Return every entry exactly.

═════ MATERIALS PROVIDED

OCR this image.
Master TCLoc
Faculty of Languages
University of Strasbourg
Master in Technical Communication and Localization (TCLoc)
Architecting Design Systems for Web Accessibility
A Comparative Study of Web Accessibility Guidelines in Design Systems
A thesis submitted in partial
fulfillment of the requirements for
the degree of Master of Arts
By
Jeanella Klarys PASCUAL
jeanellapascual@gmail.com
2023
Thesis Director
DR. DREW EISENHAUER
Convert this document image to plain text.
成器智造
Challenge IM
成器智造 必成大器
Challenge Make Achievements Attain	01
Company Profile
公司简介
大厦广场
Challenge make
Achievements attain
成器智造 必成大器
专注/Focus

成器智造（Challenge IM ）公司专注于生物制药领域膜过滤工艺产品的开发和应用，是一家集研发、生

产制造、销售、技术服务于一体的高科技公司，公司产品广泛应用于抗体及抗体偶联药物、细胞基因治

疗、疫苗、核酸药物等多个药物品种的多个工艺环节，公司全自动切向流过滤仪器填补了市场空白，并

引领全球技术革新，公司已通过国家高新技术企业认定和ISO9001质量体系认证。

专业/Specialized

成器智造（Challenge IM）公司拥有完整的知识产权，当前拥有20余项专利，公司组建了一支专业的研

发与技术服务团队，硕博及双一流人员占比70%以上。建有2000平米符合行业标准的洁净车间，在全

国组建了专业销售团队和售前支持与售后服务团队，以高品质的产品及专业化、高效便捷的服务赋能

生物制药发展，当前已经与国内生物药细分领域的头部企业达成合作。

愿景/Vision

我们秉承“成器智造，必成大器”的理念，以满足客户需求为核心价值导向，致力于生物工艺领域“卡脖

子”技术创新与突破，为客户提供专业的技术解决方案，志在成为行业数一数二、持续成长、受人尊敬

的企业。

══════════

* [ANSWER FOR THE TASK]
OCR this image.
Master TCLoc
Faculty of Languages
University of Strasbourg
Master in Technical Communication and Localization (TCLoc)
Architecting Design Systems for Web Accessibility
A Comparative Study of Web Accessibility Guidelines in Design Systems
A thesis submitted in partial
fulfillment of the requirements for
the degree of Master of Arts
By
Jeanella Klarys PASCUAL
jeanellapascual@gmail.com
2023
Thesis Director
DR. DREW EISENHAUER
Convert this document image to plain text.
成器智造
Challenge IM
成器智造 必成大器
Challenge Make Achievements Attain	01
Company Profile
公司简介
大厦广场
Challenge make
Achievements attain
成器智造 必成大器
专注/Focus

成器智造（Challenge IM ）公司专注于生物制药领域膜过滤工艺产品的开发和应用，是一家集研发、生

产制造、销售、技术服务于一体的高科技公司，公司产品广泛应用于抗体及抗体偶联药物、细胞基因治

疗、疫苗、核酸药物等多个药物品种的多个工艺环节，公司全自动切向流过滤仪器填补了市场空白，并

引领全球技术革新，公司已通过国家高新技术企业认定和ISO9001质量体系认证。

专业/Specialized

成器智造（Challenge IM）公司拥有完整的知识产权，当前拥有20余项专利，公司组建了一支专业的研

发与技术服务团队，硕博及双一流人员占比70%以上。建有2000平米符合行业标准的洁净车间，在全

国组建了专业销售团队和售前支持与售后服务团队，以高品质的产品及专业化、高效便捷的服务赋能

生物制药发展，当前已经与国内生物药细分领域的头部企业达成合作。

愿景/Vision

我们秉承“成器智造，必成大器”的理念，以满足客户需求为核心价值导向，致力于生物工艺领域“卡脖

子”技术创新与突破，为客户提供专业的技术解决方案，志在成为行业数一数二、持续成长、受人尊敬

的企业。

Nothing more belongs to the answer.